Data items.

============================================================

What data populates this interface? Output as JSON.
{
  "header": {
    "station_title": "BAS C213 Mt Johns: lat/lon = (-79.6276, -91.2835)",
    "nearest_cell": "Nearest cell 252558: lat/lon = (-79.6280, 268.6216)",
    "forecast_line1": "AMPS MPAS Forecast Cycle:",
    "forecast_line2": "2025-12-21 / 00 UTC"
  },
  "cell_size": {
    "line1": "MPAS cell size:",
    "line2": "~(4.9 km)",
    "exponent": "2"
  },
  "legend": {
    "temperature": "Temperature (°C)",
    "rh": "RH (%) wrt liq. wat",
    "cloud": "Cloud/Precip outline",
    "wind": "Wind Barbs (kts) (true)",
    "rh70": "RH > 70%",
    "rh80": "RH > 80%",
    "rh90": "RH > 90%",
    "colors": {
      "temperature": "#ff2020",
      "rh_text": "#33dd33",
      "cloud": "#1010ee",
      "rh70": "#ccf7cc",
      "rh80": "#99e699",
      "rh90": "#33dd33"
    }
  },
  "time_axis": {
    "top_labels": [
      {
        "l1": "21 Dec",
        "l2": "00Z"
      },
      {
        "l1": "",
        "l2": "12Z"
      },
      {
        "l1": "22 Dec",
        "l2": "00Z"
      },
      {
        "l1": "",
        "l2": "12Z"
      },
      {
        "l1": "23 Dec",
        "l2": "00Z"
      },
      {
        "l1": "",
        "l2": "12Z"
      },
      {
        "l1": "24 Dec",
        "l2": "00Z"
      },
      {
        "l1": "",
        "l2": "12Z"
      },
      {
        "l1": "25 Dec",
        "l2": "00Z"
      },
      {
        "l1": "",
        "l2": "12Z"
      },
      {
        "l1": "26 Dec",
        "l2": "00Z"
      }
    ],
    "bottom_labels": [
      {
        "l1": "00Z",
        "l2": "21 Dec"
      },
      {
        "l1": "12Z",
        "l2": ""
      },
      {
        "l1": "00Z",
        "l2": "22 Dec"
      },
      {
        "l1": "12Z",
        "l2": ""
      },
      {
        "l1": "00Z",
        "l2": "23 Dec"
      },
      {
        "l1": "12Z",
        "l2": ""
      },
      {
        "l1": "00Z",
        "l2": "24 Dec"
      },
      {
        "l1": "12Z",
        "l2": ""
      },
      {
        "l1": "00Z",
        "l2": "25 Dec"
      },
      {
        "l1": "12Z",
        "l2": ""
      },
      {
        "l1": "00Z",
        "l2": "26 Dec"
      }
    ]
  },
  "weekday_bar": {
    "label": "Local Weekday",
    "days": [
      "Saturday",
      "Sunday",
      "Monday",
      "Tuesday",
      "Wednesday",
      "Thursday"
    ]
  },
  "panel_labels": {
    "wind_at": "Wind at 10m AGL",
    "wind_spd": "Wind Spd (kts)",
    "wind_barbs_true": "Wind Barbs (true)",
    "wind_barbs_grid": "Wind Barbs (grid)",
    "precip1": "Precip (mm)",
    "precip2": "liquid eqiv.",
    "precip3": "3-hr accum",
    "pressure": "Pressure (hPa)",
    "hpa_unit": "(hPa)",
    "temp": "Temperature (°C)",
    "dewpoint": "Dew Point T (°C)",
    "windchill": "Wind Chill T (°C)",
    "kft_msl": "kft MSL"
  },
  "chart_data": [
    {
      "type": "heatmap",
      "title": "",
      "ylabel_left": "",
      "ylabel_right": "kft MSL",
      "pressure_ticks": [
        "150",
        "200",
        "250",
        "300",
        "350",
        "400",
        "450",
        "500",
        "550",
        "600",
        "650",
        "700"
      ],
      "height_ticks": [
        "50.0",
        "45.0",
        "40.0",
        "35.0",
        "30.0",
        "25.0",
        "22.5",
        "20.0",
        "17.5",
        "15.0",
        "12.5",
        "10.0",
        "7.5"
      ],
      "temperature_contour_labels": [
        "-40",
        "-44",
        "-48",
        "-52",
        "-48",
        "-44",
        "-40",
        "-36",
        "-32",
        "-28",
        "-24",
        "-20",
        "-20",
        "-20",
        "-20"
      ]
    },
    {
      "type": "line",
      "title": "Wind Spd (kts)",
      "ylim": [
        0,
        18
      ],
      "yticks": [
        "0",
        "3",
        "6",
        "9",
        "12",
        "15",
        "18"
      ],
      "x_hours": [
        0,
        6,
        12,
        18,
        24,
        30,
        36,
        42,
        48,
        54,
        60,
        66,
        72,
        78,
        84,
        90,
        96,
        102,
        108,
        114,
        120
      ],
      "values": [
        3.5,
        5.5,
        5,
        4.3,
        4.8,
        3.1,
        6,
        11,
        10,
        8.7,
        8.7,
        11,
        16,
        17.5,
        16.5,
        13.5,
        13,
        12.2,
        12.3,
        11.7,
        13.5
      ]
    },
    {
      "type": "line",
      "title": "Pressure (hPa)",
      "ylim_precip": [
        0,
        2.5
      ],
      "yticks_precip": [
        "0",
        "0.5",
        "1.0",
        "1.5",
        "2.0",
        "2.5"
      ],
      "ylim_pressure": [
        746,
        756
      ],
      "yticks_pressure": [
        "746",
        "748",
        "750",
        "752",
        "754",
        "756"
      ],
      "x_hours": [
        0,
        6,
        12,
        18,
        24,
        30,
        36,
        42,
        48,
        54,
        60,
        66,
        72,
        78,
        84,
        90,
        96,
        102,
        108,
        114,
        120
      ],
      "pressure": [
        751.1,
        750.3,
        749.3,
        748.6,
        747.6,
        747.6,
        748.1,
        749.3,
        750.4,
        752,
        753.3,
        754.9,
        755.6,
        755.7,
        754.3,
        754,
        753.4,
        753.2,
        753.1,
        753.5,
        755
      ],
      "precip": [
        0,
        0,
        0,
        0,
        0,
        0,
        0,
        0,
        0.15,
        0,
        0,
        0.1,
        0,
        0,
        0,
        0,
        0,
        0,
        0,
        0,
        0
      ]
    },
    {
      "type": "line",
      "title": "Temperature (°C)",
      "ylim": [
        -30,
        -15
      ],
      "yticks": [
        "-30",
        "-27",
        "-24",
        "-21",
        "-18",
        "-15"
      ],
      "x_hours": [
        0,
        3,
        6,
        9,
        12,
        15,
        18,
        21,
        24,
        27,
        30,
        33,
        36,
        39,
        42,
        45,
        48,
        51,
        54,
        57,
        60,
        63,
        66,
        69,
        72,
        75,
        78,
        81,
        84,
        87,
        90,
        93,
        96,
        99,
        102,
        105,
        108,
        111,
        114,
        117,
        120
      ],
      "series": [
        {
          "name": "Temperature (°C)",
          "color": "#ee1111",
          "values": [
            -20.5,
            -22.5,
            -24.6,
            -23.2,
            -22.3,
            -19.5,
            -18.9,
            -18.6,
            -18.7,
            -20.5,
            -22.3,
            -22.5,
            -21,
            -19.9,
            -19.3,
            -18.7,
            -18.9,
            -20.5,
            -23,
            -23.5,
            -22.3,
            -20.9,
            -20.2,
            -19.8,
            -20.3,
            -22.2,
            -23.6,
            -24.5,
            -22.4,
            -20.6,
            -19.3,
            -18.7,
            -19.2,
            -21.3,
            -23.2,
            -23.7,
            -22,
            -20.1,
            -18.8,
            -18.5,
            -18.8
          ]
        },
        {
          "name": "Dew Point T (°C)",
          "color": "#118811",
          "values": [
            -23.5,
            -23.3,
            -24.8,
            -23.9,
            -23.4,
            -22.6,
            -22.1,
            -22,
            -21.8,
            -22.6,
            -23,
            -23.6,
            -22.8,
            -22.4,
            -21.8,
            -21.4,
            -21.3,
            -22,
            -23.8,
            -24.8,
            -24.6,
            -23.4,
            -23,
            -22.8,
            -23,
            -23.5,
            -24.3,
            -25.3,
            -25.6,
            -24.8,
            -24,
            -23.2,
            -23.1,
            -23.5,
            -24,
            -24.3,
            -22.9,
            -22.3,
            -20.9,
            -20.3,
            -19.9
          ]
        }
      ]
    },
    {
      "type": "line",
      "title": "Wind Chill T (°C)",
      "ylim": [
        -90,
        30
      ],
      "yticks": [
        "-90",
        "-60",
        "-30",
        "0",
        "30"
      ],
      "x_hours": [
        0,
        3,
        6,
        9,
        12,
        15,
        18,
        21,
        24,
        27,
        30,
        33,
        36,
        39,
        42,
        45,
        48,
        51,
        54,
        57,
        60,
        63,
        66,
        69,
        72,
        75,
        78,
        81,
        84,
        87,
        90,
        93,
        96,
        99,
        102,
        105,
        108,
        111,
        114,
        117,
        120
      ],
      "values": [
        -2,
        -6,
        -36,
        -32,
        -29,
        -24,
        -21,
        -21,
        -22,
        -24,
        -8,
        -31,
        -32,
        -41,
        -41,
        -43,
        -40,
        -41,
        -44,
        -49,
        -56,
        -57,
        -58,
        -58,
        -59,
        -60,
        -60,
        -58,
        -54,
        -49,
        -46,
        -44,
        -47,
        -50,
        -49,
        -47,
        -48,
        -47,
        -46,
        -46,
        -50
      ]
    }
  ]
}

============================================================

Written instruction.
Gather from the entries above all lines that include the string "name".

Output.
          "name": "Temperature (°C)",
          "name": "Dew Point T (°C)",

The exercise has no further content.